Collection entries
-- start --

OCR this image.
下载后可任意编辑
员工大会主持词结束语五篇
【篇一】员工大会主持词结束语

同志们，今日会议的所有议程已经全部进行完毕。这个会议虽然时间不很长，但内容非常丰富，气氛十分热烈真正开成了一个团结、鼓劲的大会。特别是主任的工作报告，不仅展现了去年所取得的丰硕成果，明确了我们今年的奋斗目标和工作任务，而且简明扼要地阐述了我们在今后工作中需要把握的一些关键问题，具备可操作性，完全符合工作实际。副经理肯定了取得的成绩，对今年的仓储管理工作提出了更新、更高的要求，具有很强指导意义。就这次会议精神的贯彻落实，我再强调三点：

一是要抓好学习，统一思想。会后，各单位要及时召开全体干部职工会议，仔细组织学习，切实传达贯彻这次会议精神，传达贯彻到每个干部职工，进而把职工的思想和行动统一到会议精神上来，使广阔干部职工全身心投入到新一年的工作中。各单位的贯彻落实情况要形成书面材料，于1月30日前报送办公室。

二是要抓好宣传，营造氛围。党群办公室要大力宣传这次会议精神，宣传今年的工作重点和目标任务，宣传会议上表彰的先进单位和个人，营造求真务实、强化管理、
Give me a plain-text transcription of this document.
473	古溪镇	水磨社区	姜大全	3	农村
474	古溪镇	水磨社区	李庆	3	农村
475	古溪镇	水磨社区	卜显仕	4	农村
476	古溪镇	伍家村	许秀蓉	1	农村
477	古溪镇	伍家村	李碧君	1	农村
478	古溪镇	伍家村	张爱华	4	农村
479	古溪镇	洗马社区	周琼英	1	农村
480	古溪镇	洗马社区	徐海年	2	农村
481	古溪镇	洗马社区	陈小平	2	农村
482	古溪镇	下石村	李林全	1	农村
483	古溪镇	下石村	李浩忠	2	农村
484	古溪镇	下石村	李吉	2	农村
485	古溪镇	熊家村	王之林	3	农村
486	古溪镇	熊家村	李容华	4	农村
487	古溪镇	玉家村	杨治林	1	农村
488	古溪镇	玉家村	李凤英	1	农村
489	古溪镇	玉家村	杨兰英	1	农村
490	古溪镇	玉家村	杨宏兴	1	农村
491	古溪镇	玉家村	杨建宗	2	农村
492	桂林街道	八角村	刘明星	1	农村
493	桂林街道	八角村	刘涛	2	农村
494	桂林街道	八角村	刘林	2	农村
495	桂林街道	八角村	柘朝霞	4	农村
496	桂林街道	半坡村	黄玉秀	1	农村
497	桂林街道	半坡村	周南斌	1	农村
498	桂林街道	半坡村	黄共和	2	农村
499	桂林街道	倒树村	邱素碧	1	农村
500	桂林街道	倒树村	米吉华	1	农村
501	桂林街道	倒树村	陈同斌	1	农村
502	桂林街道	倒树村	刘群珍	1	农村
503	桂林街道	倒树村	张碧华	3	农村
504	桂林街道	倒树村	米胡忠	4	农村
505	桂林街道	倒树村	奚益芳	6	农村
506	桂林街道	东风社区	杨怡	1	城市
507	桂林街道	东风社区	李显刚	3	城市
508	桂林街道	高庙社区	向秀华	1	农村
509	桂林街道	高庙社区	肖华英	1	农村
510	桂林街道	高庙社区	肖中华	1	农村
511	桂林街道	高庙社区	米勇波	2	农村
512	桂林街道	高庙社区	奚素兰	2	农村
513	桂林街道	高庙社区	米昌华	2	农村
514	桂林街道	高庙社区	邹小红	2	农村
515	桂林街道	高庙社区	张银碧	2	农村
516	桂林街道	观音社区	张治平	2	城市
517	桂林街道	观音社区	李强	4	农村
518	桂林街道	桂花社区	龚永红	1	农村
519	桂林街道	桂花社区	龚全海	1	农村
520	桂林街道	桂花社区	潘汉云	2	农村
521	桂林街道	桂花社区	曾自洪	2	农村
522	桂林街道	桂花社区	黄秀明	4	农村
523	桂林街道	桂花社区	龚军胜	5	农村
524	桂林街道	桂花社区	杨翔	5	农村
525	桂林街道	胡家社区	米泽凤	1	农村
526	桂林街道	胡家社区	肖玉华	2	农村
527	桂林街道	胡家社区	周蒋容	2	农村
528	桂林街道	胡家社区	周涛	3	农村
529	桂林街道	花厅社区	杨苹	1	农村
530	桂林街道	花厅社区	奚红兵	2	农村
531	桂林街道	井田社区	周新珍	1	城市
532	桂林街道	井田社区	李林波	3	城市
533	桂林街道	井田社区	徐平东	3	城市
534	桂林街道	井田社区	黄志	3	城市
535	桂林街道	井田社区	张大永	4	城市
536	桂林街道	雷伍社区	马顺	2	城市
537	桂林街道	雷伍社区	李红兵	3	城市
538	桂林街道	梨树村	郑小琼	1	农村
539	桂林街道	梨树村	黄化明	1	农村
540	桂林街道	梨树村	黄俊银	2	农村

-- end --

:: Set exercise ::
Copy each record from above without leaving any out.

:: Exercise output ::
OCR this image.
下载后可任意编辑
员工大会主持词结束语五篇
【篇一】员工大会主持词结束语

同志们，今日会议的所有议程已经全部进行完毕。这个会议虽然时间不很长，但内容非常丰富，气氛十分热烈真正开成了一个团结、鼓劲的大会。特别是主任的工作报告，不仅展现了去年所取得的丰硕成果，明确了我们今年的奋斗目标和工作任务，而且简明扼要地阐述了我们在今后工作中需要把握的一些关键问题，具备可操作性，完全符合工作实际。副经理肯定了取得的成绩，对今年的仓储管理工作提出了更新、更高的要求，具有很强指导意义。就这次会议精神的贯彻落实，我再强调三点：

一是要抓好学习，统一思想。会后，各单位要及时召开全体干部职工会议，仔细组织学习，切实传达贯彻这次会议精神，传达贯彻到每个干部职工，进而把职工的思想和行动统一到会议精神上来，使广阔干部职工全身心投入到新一年的工作中。各单位的贯彻落实情况要形成书面材料，于1月30日前报送办公室。

二是要抓好宣传，营造氛围。党群办公室要大力宣传这次会议精神，宣传今年的工作重点和目标任务，宣传会议上表彰的先进单位和个人，营造求真务实、强化管理、
Give me a plain-text transcription of this document.
473	古溪镇	水磨社区	姜大全	3	农村
474	古溪镇	水磨社区	李庆	3	农村
475	古溪镇	水磨社区	卜显仕	4	农村
476	古溪镇	伍家村	许秀蓉	1	农村
477	古溪镇	伍家村	李碧君	1	农村
478	古溪镇	伍家村	张爱华	4	农村
479	古溪镇	洗马社区	周琼英	1	农村
480	古溪镇	洗马社区	徐海年	2	农村
481	古溪镇	洗马社区	陈小平	2	农村
482	古溪镇	下石村	李林全	1	农村
483	古溪镇	下石村	李浩忠	2	农村
484	古溪镇	下石村	李吉	2	农村
485	古溪镇	熊家村	王之林	3	农村
486	古溪镇	熊家村	李容华	4	农村
487	古溪镇	玉家村	杨治林	1	农村
488	古溪镇	玉家村	李凤英	1	农村
489	古溪镇	玉家村	杨兰英	1	农村
490	古溪镇	玉家村	杨宏兴	1	农村
491	古溪镇	玉家村	杨建宗	2	农村
492	桂林街道	八角村	刘明星	1	农村
493	桂林街道	八角村	刘涛	2	农村
494	桂林街道	八角村	刘林	2	农村
495	桂林街道	八角村	柘朝霞	4	农村
496	桂林街道	半坡村	黄玉秀	1	农村
497	桂林街道	半坡村	周南斌	1	农村
498	桂林街道	半坡村	黄共和	2	农村
499	桂林街道	倒树村	邱素碧	1	农村
500	桂林街道	倒树村	米吉华	1	农村
501	桂林街道	倒树村	陈同斌	1	农村
502	桂林街道	倒树村	刘群珍	1	农村
503	桂林街道	倒树村	张碧华	3	农村
504	桂林街道	倒树村	米胡忠	4	农村
505	桂林街道	倒树村	奚益芳	6	农村
506	桂林街道	东风社区	杨怡	1	城市
507	桂林街道	东风社区	李显刚	3	城市
508	桂林街道	高庙社区	向秀华	1	农村
509	桂林街道	高庙社区	肖华英	1	农村
510	桂林街道	高庙社区	肖中华	1	农村
511	桂林街道	高庙社区	米勇波	2	农村
512	桂林街道	高庙社区	奚素兰	2	农村
513	桂林街道	高庙社区	米昌华	2	农村
514	桂林街道	高庙社区	邹小红	2	农村
515	桂林街道	高庙社区	张银碧	2	农村
516	桂林街道	观音社区	张治平	2	城市
517	桂林街道	观音社区	李强	4	农村
518	桂林街道	桂花社区	龚永红	1	农村
519	桂林街道	桂花社区	龚全海	1	农村
520	桂林街道	桂花社区	潘汉云	2	农村
521	桂林街道	桂花社区	曾自洪	2	农村
522	桂林街道	桂花社区	黄秀明	4	农村
523	桂林街道	桂花社区	龚军胜	5	农村
524	桂林街道	桂花社区	杨翔	5	农村
525	桂林街道	胡家社区	米泽凤	1	农村
526	桂林街道	胡家社区	肖玉华	2	农村
527	桂林街道	胡家社区	周蒋容	2	农村
528	桂林街道	胡家社区	周涛	3	农村
529	桂林街道	花厅社区	杨苹	1	农村
530	桂林街道	花厅社区	奚红兵	2	农村
531	桂林街道	井田社区	周新珍	1	城市
532	桂林街道	井田社区	李林波	3	城市
533	桂林街道	井田社区	徐平东	3	城市
534	桂林街道	井田社区	黄志	3	城市
535	桂林街道	井田社区	张大永	4	城市
536	桂林街道	雷伍社区	马顺	2	城市
537	桂林街道	雷伍社区	李红兵	3	城市
538	桂林街道	梨树村	郑小琼	1	农村
539	桂林街道	梨树村	黄化明	1	农村
540	桂林街道	梨树村	黄俊银	2	农村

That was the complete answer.